**Written instruction**
Could you write out the records below exactly as they appear, leaving out any pictures?

(Data tied to figure images)

____________

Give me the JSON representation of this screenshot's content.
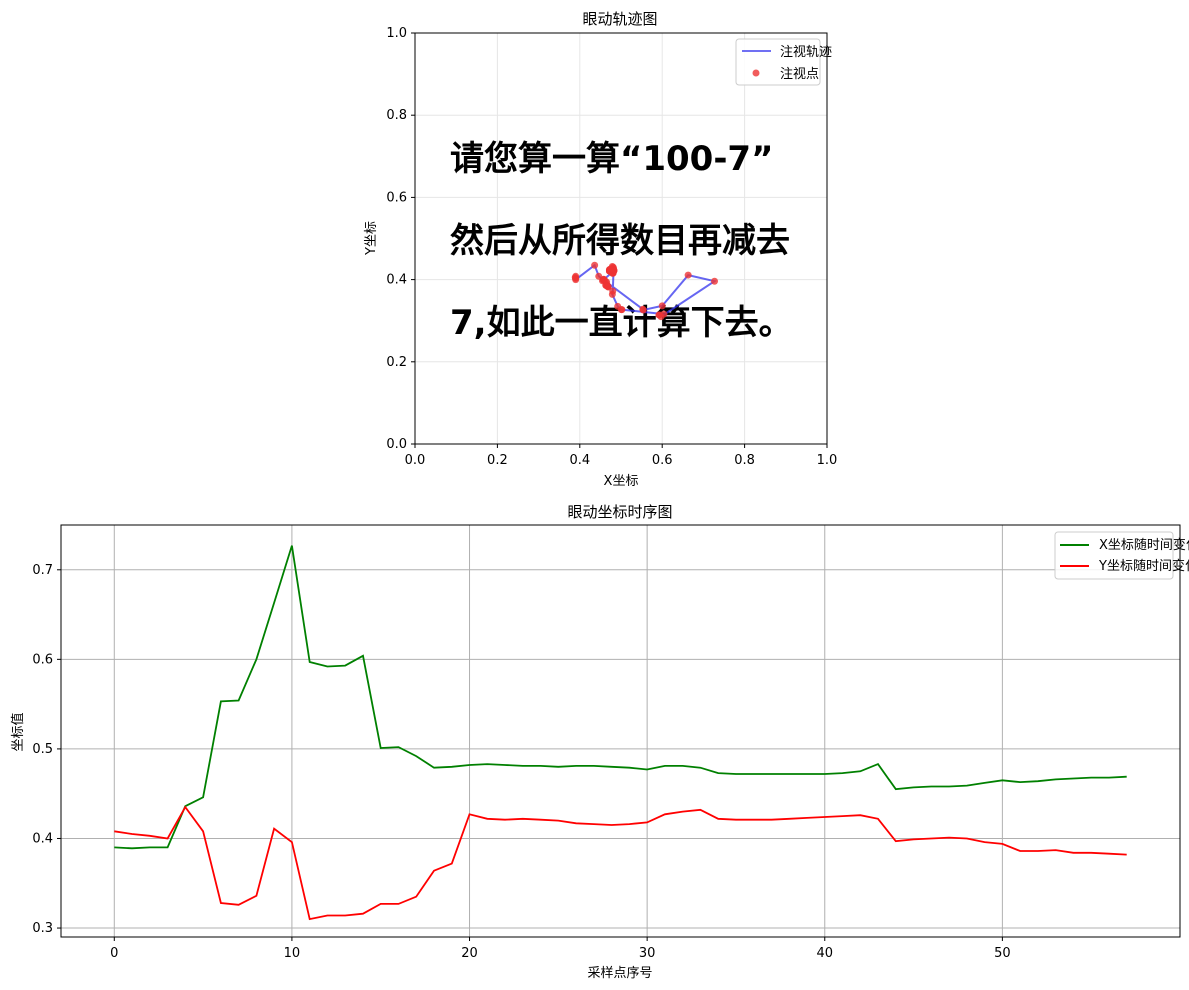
{
  "charts": [
    {
      "title": "眼动轨迹图",
      "xlabel": "X坐标",
      "ylabel": "Y坐标",
      "legend": {
        "line": "注视轨迹",
        "points": "注视点"
      },
      "overlay_text": [
        "请您算一算“100-7”",
        "然后从所得数目再减去",
        "7,如此一直计算下去。"
      ],
      "x_ticks": [
        "0.0",
        "0.2",
        "0.4",
        "0.6",
        "0.8",
        "1.0"
      ],
      "y_ticks": [
        "0.0",
        "0.2",
        "0.4",
        "0.6",
        "0.8",
        "1.0"
      ]
    },
    {
      "title": "眼动坐标时序图",
      "xlabel": "采样点序号",
      "ylabel": "坐标值",
      "legend": {
        "x": "X坐标随时间变化",
        "y": "Y坐标随时间变化"
      },
      "x_ticks": [
        "0",
        "10",
        "20",
        "30",
        "40",
        "50"
      ],
      "y_ticks": [
        "0.3",
        "0.4",
        "0.5",
        "0.6",
        "0.7"
      ]
    }
  ],
  "chart_data": [
    {
      "type": "scatter",
      "title": "眼动轨迹图",
      "xlabel": "X坐标",
      "ylabel": "Y坐标",
      "xlim": [
        0,
        1
      ],
      "ylim": [
        0,
        1
      ],
      "grid": true,
      "legend_position": "top-right",
      "series": [
        {
          "name": "注视轨迹",
          "kind": "line",
          "color": "#3333ee"
        },
        {
          "name": "注视点",
          "kind": "scatter",
          "color": "#ee3333"
        }
      ],
      "x": [
        0.39,
        0.389,
        0.39,
        0.39,
        0.436,
        0.446,
        0.553,
        0.554,
        0.6,
        0.663,
        0.727,
        0.597,
        0.592,
        0.593,
        0.604,
        0.501,
        0.502,
        0.492,
        0.479,
        0.48,
        0.482,
        0.483,
        0.482,
        0.481,
        0.481,
        0.48,
        0.481,
        0.481,
        0.48,
        0.479,
        0.477,
        0.481,
        0.481,
        0.479,
        0.473,
        0.472,
        0.472,
        0.472,
        0.472,
        0.472,
        0.472,
        0.473,
        0.475,
        0.483,
        0.455,
        0.457,
        0.458,
        0.458,
        0.459,
        0.462,
        0.465,
        0.463,
        0.464,
        0.466,
        0.467,
        0.468,
        0.468,
        0.469
      ],
      "y": [
        0.408,
        0.405,
        0.403,
        0.4,
        0.435,
        0.408,
        0.328,
        0.326,
        0.336,
        0.411,
        0.396,
        0.31,
        0.314,
        0.314,
        0.316,
        0.327,
        0.327,
        0.335,
        0.364,
        0.372,
        0.427,
        0.422,
        0.421,
        0.422,
        0.421,
        0.42,
        0.417,
        0.416,
        0.415,
        0.416,
        0.418,
        0.427,
        0.43,
        0.432,
        0.422,
        0.421,
        0.421,
        0.421,
        0.422,
        0.423,
        0.424,
        0.425,
        0.426,
        0.422,
        0.397,
        0.399,
        0.4,
        0.401,
        0.4,
        0.396,
        0.394,
        0.386,
        0.386,
        0.387,
        0.384,
        0.384,
        0.383,
        0.382
      ],
      "overlay_text": [
        "请您算一算“100-7”",
        "然后从所得数目再减去",
        "7,如此一直计算下去。"
      ]
    },
    {
      "type": "line",
      "title": "眼动坐标时序图",
      "xlabel": "采样点序号",
      "ylabel": "坐标值",
      "xlim": [
        -3,
        60
      ],
      "ylim": [
        0.29,
        0.75
      ],
      "grid": true,
      "legend_position": "top-right",
      "series": [
        {
          "name": "X坐标随时间变化",
          "color": "#008000",
          "values": [
            0.39,
            0.389,
            0.39,
            0.39,
            0.436,
            0.446,
            0.553,
            0.554,
            0.6,
            0.663,
            0.727,
            0.597,
            0.592,
            0.593,
            0.604,
            0.501,
            0.502,
            0.492,
            0.479,
            0.48,
            0.482,
            0.483,
            0.482,
            0.481,
            0.481,
            0.48,
            0.481,
            0.481,
            0.48,
            0.479,
            0.477,
            0.481,
            0.481,
            0.479,
            0.473,
            0.472,
            0.472,
            0.472,
            0.472,
            0.472,
            0.472,
            0.473,
            0.475,
            0.483,
            0.455,
            0.457,
            0.458,
            0.458,
            0.459,
            0.462,
            0.465,
            0.463,
            0.464,
            0.466,
            0.467,
            0.468,
            0.468,
            0.469
          ]
        },
        {
          "name": "Y坐标随时间变化",
          "color": "#ff0000",
          "values": [
            0.408,
            0.405,
            0.403,
            0.4,
            0.435,
            0.408,
            0.328,
            0.326,
            0.336,
            0.411,
            0.396,
            0.31,
            0.314,
            0.314,
            0.316,
            0.327,
            0.327,
            0.335,
            0.364,
            0.372,
            0.427,
            0.422,
            0.421,
            0.422,
            0.421,
            0.42,
            0.417,
            0.416,
            0.415,
            0.416,
            0.418,
            0.427,
            0.43,
            0.432,
            0.422,
            0.421,
            0.421,
            0.421,
            0.422,
            0.423,
            0.424,
            0.425,
            0.426,
            0.422,
            0.397,
            0.399,
            0.4,
            0.401,
            0.4,
            0.396,
            0.394,
            0.386,
            0.386,
            0.387,
            0.384,
            0.384,
            0.383,
            0.382
          ]
        }
      ]
    }
  ]
}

____________

**Answer to the problem**
Give me the JSON representation of this screenshot's content.
{
  "charts": [
    {
      "title": "眼动轨迹图",
      "xlabel": "X坐标",
      "ylabel": "Y坐标",
      "legend": {
        "line": "注视轨迹",
        "points": "注视点"
      },
      "overlay_text": [
        "请您算一算“100-7”",
        "然后从所得数目再减去",
        "7,如此一直计算下去。"
      ],
      "x_ticks": [
        "0.0",
        "0.2",
        "0.4",
        "0.6",
        "0.8",
        "1.0"
      ],
      "y_ticks": [
        "0.0",
        "0.2",
        "0.4",
        "0.6",
        "0.8",
        "1.0"
      ]
    },
    {
      "title": "眼动坐标时序图",
      "xlabel": "采样点序号",
      "ylabel": "坐标值",
      "legend": {
        "x": "X坐标随时间变化",
        "y": "Y坐标随时间变化"
      },
      "x_ticks": [
        "0",
        "10",
        "20",
        "30",
        "40",
        "50"
      ],
      "y_ticks": [
        "0.3",
        "0.4",
        "0.5",
        "0.6",
        "0.7"
      ]
    }
  ],
  "chart_data": [
    {
      "type": "scatter",
      "title": "眼动轨迹图",
      "xlabel": "X坐标",
      "ylabel": "Y坐标",
      "xlim": [
        0,
        1
      ],
      "ylim": [
        0,
        1
      ],
      "grid": true,
      "legend_position": "top-right",
      "series": [
        {
          "name": "注视轨迹",
          "kind": "line",
          "color": "#3333ee"
        },
        {
          "name": "注视点",
          "kind": "scatter",
          "color": "#ee3333"
        }
      ],
      "x": [
        0.39,
        0.389,
        0.39,
        0.39,
        0.436,
        0.446,
        0.553,
        0.554,
        0.6,
        0.663,
        0.727,
        0.597,
        0.592,
        0.593,
        0.604,
        0.501,
        0.502,
        0.492,
        0.479,
        0.48,
        0.482,
        0.483,
        0.482,
        0.481,
        0.481,
        0.48,
        0.481,
        0.481,
        0.48,
        0.479,
        0.477,
        0.481,
        0.481,
        0.479,
        0.473,
        0.472,
        0.472,
        0.472,
        0.472,
        0.472,
        0.472,
        0.473,
        0.475,
        0.483,
        0.455,
        0.457,
        0.458,
        0.458,
        0.459,
        0.462,
        0.465,
        0.463,
        0.464,
        0.466,
        0.467,
        0.468,
        0.468,
        0.469
      ],
      "y": [
        0.408,
        0.405,
        0.403,
        0.4,
        0.435,
        0.408,
        0.328,
        0.326,
        0.336,
        0.411,
        0.396,
        0.31,
        0.314,
        0.314,
        0.316,
        0.327,
        0.327,
        0.335,
        0.364,
        0.372,
        0.427,
        0.422,
        0.421,
        0.422,
        0.421,
        0.42,
        0.417,
        0.416,
        0.415,
        0.416,
        0.418,
        0.427,
        0.43,
        0.432,
        0.422,
        0.421,
        0.421,
        0.421,
        0.422,
        0.423,
        0.424,
        0.425,
        0.426,
        0.422,
        0.397,
        0.399,
        0.4,
        0.401,
        0.4,
        0.396,
        0.394,
        0.386,
        0.386,
        0.387,
        0.384,
        0.384,
        0.383,
        0.382
      ],
      "overlay_text": [
        "请您算一算“100-7”",
        "然后从所得数目再减去",
        "7,如此一直计算下去。"
      ]
    },
    {
      "type": "line",
      "title": "眼动坐标时序图",
      "xlabel": "采样点序号",
      "ylabel": "坐标值",
      "xlim": [
        -3,
        60
      ],
      "ylim": [
        0.29,
        0.75
      ],
      "grid": true,
      "legend_position": "top-right",
      "series": [
        {
          "name": "X坐标随时间变化",
          "color": "#008000",
          "values": [
            0.39,
            0.389,
            0.39,
            0.39,
            0.436,
            0.446,
            0.553,
            0.554,
            0.6,
            0.663,
            0.727,
            0.597,
            0.592,
            0.593,
            0.604,
            0.501,
            0.502,
            0.492,
            0.479,
            0.48,
            0.482,
            0.483,
            0.482,
            0.481,
            0.481,
            0.48,
            0.481,
            0.481,
            0.48,
            0.479,
            0.477,
            0.481,
            0.481,
            0.479,
            0.473,
            0.472,
            0.472,
            0.472,
            0.472,
            0.472,
            0.472,
            0.473,
            0.475,
            0.483,
            0.455,
            0.457,
            0.458,
            0.458,
            0.459,
            0.462,
            0.465,
            0.463,
            0.464,
            0.466,
            0.467,
            0.468,
            0.468,
            0.469
          ]
        },
        {
          "name": "Y坐标随时间变化",
          "color": "#ff0000",
          "values": [
            0.408,
            0.405,
            0.403,
            0.4,
            0.435,
            0.408,
            0.328,
            0.326,
            0.336,
            0.411,
            0.396,
            0.31,
            0.314,
            0.314,
            0.316,
            0.327,
            0.327,
            0.335,
            0.364,
            0.372,
            0.427,
            0.422,
            0.421,
            0.422,
            0.421,
            0.42,
            0.417,
            0.416,
            0.415,
            0.416,
            0.418,
            0.427,
            0.43,
            0.432,
            0.422,
            0.421,
            0.421,
            0.421,
            0.422,
            0.423,
            0.424,
            0.425,
            0.426,
            0.422,
            0.397,
            0.399,
            0.4,
            0.401,
            0.4,
            0.396,
            0.394,
            0.386,
            0.386,
            0.387,
            0.384,
            0.384,
            0.383,
            0.382
          ]
        }
      ]
    }
  ]
}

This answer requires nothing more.